> _TASK DESCRIPTION_: Identify the lines that contain the string "case" and copy all of them.

> _RECORDS SUPPLIED_:
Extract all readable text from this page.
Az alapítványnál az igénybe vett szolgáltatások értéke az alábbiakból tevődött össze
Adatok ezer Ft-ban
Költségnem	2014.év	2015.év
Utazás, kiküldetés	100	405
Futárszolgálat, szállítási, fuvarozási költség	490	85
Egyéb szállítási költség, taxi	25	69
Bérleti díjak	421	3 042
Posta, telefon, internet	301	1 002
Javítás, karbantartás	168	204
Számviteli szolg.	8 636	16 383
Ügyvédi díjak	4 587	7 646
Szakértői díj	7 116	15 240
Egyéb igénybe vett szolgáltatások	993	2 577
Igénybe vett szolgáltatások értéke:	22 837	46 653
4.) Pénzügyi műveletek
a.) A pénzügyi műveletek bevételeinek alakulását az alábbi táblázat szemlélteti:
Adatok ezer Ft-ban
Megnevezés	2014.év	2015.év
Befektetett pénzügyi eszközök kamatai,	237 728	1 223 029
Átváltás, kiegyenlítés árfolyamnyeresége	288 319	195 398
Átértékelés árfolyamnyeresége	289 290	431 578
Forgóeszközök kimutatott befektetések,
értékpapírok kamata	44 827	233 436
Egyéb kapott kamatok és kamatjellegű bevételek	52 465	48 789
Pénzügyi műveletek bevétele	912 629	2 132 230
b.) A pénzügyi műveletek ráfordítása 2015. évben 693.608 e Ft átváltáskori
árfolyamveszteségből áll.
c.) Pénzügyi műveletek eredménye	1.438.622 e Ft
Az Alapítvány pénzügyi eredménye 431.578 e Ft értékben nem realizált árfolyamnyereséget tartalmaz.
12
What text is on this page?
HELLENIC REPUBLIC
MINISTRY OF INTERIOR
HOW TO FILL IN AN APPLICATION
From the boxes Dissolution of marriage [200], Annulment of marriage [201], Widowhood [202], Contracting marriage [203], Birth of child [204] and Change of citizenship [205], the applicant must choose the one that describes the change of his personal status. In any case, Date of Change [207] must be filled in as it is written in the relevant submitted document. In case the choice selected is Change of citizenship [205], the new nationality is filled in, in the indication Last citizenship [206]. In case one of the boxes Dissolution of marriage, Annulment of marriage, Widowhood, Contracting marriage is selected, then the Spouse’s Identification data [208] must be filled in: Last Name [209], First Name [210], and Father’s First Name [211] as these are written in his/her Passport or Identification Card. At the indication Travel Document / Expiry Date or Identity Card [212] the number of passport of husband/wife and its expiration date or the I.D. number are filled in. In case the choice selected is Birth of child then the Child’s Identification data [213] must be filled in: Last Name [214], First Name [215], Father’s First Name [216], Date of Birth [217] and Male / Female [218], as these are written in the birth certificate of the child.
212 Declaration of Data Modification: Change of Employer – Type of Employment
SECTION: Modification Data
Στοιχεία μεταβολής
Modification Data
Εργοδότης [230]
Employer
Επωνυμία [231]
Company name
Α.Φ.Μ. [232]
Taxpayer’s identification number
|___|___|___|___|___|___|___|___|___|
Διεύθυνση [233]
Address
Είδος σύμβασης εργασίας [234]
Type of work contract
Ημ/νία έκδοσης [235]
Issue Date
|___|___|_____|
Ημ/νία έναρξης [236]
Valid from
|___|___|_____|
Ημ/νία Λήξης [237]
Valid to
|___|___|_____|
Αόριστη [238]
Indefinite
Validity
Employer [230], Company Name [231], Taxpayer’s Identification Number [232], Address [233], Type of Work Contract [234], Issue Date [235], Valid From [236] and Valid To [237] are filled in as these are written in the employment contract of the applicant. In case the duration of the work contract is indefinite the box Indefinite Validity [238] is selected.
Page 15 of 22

> _TASK SOLUTION_:
From the boxes Dissolution of marriage [200], Annulment of marriage [201], Widowhood [202], Contracting marriage [203], Birth of child [204] and Change of citizenship [205], the applicant must choose the one that describes the change of his personal status. In any case, Date of Change [207] must be filled in as it is written in the relevant submitted document. In case the choice selected is Change of citizenship [205], the new nationality is filled in, in the indication Last citizenship [206]. In case one of the boxes Dissolution of marriage, Annulment of marriage, Widowhood, Contracting marriage is selected, then the Spouse’s Identification data [208] must be filled in: Last Name [209], First Name [210], and Father’s First Name [211] as these are written in his/her Passport or Identification Card. At the indication Travel Document / Expiry Date or Identity Card [212] the number of passport of husband/wife and its expiration date or the I.D. number are filled in. In case the choice selected is Birth of child then the Child’s Identification data [213] must be filled in: Last Name [214], First Name [215], Father’s First Name [216], Date of Birth [217] and Male / Female [218], as these are written in the birth certificate of the child.
Employer [230], Company Name [231], Taxpayer’s Identification Number [232], Address [233], Type of Work Contract [234], Issue Date [235], Valid From [236] and Valid To [237] are filled in as these are written in the employment contract of the applicant. In case the duration of the work contract is indefinite the box Indefinite Validity [238] is selected.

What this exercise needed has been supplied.